::: Entries supplied :::

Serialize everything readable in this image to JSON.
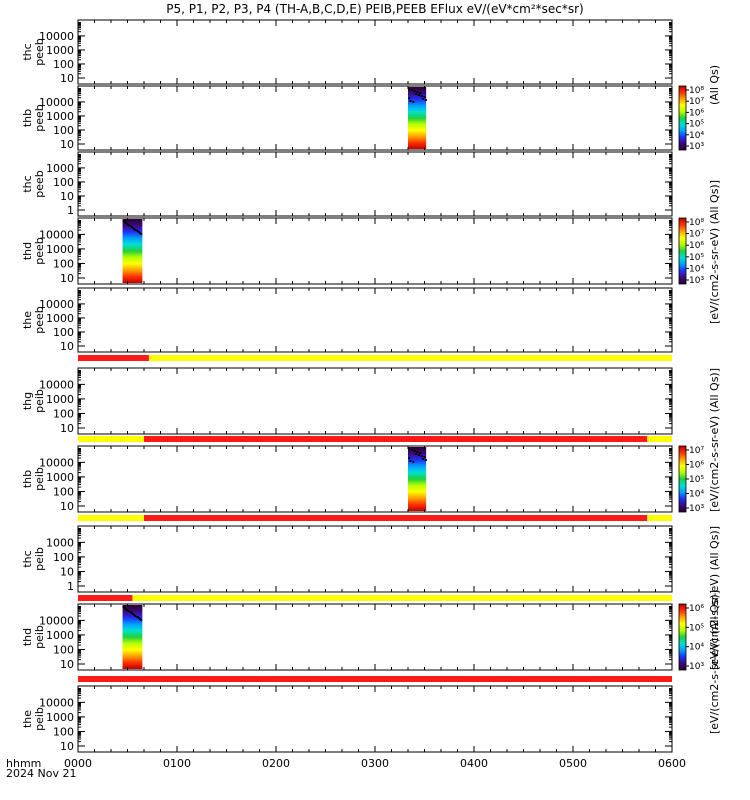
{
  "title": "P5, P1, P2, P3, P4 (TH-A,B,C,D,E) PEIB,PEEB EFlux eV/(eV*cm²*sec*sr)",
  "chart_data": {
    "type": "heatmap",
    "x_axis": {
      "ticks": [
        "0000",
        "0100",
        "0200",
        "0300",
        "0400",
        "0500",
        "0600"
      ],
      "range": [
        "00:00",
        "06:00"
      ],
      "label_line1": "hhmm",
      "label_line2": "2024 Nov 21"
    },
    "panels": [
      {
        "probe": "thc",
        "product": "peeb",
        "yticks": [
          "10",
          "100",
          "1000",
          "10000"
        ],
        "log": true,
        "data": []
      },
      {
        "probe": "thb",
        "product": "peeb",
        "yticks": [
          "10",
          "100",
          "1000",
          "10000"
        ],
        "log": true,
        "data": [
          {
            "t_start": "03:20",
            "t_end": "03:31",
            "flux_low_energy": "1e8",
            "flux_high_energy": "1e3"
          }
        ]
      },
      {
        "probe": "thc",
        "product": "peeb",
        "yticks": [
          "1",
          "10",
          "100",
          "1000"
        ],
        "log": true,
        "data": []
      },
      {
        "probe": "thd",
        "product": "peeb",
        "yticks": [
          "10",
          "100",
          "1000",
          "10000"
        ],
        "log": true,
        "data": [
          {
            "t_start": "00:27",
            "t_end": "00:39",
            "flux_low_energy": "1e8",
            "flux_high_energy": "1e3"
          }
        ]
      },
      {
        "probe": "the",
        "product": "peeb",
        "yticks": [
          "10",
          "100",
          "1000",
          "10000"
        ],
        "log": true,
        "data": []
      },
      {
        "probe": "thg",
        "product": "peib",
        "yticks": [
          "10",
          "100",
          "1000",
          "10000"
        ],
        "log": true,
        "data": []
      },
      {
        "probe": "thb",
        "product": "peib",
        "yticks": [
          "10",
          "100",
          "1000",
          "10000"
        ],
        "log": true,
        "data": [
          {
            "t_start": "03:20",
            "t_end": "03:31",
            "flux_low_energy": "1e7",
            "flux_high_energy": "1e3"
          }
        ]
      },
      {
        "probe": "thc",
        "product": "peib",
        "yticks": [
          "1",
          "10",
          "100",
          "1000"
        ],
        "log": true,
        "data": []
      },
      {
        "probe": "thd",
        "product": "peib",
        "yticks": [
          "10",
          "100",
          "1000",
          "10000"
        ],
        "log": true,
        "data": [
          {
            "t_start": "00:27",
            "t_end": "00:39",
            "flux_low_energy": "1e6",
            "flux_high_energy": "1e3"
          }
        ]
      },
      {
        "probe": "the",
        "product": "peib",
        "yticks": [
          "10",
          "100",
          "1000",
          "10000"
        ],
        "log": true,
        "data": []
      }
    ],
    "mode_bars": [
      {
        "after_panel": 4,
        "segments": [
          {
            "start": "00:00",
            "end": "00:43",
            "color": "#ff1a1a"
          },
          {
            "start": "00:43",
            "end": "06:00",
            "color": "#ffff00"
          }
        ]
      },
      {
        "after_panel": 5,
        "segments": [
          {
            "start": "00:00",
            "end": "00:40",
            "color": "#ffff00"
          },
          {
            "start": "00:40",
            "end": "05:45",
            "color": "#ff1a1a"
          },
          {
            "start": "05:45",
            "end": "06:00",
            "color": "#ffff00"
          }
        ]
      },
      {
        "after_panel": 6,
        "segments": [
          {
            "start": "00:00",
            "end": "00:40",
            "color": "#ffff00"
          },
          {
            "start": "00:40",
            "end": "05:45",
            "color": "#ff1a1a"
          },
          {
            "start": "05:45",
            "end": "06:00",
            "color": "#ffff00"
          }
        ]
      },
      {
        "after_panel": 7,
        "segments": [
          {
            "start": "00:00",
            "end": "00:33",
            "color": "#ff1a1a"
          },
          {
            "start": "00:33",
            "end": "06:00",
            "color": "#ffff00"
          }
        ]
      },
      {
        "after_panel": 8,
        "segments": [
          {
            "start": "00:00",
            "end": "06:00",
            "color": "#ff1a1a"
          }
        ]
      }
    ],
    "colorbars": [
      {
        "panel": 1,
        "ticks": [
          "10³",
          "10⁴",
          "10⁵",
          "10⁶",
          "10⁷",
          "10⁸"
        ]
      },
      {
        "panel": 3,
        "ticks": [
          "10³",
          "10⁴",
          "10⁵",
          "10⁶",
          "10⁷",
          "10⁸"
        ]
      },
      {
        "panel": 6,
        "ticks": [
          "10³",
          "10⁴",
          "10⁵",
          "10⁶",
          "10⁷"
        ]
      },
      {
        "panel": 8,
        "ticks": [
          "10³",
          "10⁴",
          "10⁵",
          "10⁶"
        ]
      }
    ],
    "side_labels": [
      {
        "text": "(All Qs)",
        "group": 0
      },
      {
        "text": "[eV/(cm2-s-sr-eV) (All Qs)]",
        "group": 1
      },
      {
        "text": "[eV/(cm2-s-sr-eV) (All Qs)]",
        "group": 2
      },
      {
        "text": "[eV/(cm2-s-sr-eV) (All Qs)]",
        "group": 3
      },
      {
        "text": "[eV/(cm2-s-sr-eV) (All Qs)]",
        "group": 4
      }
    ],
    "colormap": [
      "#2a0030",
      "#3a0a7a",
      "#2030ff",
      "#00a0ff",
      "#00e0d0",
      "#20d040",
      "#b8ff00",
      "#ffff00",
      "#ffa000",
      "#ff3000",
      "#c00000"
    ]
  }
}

:::
::: Entries supplied :::

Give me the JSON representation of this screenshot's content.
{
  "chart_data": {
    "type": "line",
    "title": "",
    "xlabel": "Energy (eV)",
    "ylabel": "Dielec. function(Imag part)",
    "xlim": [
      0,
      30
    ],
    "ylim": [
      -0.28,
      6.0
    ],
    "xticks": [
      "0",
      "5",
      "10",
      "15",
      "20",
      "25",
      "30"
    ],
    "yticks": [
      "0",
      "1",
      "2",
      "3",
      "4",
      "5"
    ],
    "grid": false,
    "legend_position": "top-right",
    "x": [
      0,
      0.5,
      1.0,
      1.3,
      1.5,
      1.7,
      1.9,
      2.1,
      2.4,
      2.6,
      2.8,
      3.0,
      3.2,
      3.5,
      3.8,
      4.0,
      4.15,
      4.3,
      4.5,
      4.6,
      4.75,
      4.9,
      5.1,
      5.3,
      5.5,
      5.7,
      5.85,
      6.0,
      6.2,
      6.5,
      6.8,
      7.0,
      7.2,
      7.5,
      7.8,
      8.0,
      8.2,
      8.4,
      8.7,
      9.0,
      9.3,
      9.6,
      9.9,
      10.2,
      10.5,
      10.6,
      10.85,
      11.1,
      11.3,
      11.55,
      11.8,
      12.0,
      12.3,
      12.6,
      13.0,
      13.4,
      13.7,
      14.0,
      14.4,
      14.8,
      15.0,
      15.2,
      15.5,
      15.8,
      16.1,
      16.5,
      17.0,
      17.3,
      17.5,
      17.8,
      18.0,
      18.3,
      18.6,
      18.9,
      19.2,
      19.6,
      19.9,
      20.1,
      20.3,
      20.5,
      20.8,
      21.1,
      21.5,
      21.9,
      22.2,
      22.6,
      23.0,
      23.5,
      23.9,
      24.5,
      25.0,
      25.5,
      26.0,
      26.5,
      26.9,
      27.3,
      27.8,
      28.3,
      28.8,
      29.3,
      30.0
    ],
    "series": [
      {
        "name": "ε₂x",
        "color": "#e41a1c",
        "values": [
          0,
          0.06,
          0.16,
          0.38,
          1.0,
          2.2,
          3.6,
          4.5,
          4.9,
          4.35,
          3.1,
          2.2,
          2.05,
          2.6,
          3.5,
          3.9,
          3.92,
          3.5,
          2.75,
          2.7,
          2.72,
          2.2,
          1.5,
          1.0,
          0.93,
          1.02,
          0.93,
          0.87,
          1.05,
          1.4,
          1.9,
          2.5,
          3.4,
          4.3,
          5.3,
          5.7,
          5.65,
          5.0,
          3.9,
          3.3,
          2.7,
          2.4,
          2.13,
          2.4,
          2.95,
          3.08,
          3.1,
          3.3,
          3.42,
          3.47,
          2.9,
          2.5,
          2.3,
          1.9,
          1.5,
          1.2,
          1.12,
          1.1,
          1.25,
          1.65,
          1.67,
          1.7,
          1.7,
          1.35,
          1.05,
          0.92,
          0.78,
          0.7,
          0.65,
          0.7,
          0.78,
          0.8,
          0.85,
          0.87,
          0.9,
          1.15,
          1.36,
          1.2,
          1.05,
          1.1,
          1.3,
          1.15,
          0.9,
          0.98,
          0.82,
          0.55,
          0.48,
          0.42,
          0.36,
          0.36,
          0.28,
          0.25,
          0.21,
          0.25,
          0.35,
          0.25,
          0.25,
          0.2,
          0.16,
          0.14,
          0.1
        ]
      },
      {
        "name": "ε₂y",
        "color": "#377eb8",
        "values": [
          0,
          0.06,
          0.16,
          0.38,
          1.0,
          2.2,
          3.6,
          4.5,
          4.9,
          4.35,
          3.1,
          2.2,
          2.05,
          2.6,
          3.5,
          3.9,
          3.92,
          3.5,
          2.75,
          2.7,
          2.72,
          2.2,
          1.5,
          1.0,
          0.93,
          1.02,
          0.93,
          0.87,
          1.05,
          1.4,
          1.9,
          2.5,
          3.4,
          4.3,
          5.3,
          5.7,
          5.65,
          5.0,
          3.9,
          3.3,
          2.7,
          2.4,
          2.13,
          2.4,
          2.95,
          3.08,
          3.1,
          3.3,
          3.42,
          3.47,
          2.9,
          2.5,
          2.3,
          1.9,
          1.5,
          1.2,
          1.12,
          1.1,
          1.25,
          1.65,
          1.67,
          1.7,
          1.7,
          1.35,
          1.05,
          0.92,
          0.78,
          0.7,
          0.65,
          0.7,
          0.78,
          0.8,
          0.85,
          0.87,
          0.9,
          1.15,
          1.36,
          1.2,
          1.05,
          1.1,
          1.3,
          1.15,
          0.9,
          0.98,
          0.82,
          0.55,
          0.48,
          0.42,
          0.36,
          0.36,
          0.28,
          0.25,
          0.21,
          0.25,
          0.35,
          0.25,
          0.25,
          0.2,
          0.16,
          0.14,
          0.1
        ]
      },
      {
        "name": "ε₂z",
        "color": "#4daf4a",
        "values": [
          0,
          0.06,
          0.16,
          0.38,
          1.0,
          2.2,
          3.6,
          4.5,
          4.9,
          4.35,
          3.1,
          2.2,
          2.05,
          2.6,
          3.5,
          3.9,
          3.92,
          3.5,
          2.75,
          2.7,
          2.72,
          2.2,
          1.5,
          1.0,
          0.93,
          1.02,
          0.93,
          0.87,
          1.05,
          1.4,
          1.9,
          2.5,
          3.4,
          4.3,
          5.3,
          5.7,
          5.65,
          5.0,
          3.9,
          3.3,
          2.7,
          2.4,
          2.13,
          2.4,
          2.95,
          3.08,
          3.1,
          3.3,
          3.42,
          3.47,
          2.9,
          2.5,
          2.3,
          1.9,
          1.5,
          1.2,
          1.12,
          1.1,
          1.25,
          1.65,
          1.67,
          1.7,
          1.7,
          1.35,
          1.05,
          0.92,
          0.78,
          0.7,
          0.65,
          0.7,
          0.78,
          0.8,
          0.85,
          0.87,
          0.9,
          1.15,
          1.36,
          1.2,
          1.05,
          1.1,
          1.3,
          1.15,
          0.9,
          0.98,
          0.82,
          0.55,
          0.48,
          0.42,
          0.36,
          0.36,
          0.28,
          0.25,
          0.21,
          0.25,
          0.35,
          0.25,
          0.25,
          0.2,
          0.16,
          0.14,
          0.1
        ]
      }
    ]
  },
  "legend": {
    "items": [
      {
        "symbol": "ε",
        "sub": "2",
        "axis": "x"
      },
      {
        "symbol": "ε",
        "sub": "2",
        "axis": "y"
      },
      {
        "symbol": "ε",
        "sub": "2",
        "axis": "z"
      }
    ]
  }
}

:::

What you need to do:
All lines above containing the string "group" are to be collected.

The result:
        "group": 0
        "group": 1
        "group": 2
        "group": 3
        "group": 4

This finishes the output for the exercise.